**SOURCE EXTRACT**
======

After looking at various types of intrusion detection systems lately, I’ve started to use OSSEC, the open source, host-based intrusion detection system (HIDS), which I reviewed in a recent post.
To summarise, OSSEC uses various strategies to detect a breach of security or even give early warning of failed attempts using:
Rootkit detection – This uses a set of public signatures of known ‘rootkits’ (http://www.ossec.net/rootkits/) which it attempts to find on the host system.
Integrity checking – This approach checks for changes to important files such as binaries, libraries, and configuration files; upon installation, all of these files are scanned and a checksum created. If a subsequent scan detects that one of these files has been altered and no longer matches its checksum, then an alert is generated. Of course OSSEC must be installed on a system known to be clean for integrity checking to be of any use!
Log analysis – OSSEC uses rules to scrutinise logs looking for irregularities or signs of inappropriate activity.
After initially installing and testing OSSEC, I was impressed enough to look into deploying it on my network alongside Snort. I decided that it would be best to use the agent/server framework rather than running a local installation on each host. Using this approach means that I have one machine (I decided to opt for a virtual machine as the system resources it requires are quite modest) that receives events from the agents installed on my other systems. The server machine then correlates these events, generates alerts, and if necessary, prompts the agent to take defensive action.
Isn’t this like putting all of my eggs in one basket? Not really. I specifically chose to run my server on a dedicated internal machine rather than simply installing the server on one of the perimeter servers and having agents to report back to that. OSSEC should report (and hopefully block) any suspicious activities long before there is any chance of an internal machine being compromised. By running one central server I also get to keep the majority of rules and configuration files in one place. This greatly simplifies administration.

======

**RECORDS SUPPLIED**
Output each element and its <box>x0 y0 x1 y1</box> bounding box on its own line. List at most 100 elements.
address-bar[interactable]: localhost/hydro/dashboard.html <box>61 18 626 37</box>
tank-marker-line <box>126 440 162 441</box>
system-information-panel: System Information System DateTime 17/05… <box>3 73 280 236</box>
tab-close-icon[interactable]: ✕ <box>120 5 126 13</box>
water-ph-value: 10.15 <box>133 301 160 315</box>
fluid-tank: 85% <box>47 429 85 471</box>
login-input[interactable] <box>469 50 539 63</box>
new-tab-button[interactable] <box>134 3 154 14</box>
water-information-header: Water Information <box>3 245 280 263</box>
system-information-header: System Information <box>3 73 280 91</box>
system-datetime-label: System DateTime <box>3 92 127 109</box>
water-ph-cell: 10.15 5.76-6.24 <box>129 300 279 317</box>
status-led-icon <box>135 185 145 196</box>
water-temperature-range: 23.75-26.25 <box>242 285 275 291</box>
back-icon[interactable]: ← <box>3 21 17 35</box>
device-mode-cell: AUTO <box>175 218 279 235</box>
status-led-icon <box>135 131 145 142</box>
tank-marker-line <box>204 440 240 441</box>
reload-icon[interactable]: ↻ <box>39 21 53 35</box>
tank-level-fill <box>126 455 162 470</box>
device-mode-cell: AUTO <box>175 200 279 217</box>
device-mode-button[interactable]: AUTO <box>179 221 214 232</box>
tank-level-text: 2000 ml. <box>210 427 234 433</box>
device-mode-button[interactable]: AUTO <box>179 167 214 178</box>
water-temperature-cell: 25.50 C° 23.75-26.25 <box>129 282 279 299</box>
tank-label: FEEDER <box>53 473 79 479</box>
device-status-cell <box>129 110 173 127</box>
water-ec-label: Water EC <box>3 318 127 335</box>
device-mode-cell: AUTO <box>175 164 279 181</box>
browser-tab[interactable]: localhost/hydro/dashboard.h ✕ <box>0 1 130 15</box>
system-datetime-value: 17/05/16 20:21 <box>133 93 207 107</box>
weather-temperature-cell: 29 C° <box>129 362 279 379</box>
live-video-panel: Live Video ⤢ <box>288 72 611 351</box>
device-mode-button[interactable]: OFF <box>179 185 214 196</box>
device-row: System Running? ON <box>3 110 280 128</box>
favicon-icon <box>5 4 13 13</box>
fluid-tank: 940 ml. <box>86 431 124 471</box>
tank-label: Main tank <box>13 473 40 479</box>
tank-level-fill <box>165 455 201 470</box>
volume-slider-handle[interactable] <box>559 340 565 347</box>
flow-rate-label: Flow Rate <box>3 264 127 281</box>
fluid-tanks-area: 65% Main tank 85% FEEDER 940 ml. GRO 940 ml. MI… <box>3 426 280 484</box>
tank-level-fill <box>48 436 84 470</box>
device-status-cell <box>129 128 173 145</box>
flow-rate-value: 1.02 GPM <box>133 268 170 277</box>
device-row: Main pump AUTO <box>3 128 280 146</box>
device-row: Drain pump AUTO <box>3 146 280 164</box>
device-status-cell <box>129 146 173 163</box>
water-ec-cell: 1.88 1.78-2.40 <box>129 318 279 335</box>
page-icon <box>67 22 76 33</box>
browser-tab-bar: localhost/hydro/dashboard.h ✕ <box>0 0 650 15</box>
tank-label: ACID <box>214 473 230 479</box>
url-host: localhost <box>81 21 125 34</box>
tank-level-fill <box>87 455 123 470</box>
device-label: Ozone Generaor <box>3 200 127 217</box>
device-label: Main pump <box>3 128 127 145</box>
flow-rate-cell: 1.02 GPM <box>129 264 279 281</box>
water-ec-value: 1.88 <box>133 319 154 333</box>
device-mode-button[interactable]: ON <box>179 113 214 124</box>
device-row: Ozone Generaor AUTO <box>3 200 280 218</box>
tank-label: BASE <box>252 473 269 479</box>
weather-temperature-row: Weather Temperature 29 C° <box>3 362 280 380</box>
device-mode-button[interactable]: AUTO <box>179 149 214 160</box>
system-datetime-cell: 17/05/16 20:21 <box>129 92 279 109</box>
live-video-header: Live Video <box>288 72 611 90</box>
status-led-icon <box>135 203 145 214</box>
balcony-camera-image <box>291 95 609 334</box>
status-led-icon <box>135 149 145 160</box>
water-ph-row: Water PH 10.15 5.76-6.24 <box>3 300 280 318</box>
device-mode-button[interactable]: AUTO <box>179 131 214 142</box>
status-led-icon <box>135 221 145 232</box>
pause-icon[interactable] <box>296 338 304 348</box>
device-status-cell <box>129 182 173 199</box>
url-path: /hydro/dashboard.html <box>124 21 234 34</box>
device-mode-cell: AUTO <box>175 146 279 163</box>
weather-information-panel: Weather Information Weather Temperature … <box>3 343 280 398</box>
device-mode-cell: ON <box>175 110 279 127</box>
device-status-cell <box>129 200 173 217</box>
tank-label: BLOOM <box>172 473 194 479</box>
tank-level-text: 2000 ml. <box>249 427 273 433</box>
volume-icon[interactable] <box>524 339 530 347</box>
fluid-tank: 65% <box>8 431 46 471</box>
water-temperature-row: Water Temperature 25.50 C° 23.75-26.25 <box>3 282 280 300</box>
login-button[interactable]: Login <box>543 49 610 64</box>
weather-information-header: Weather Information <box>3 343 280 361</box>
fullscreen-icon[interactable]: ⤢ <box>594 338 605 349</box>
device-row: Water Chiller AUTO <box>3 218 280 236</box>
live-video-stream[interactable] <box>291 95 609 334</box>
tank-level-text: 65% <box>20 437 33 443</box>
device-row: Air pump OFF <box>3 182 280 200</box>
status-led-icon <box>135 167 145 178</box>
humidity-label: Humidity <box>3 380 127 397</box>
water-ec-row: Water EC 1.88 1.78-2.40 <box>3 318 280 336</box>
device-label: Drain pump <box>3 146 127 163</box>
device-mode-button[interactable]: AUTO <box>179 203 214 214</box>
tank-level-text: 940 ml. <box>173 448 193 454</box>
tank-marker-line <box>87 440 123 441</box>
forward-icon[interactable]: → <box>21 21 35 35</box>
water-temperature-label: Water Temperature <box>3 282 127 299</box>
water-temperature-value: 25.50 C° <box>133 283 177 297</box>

======

**LIST OF TASKS**
A - Write out the OSSEC post from "Integrity checking –" to "of any use!".
B - In the OSSEC post, which framework did the writer choose instead of running a local installation on each host?
Work solely from the OSSEC post.

**SOLUTION LIST**
A -
Integrity checking – This approach checks for changes to important files such as binaries, libraries, and configuration files; upon installation, all of these files are scanned and a checksum created. If a subsequent scan detects that one of these files has been altered and no longer matches its checksum, then an alert is generated. Of course OSSEC must be installed on a system known to be clean for integrity checking to be of any use!

B - The agent/server framework.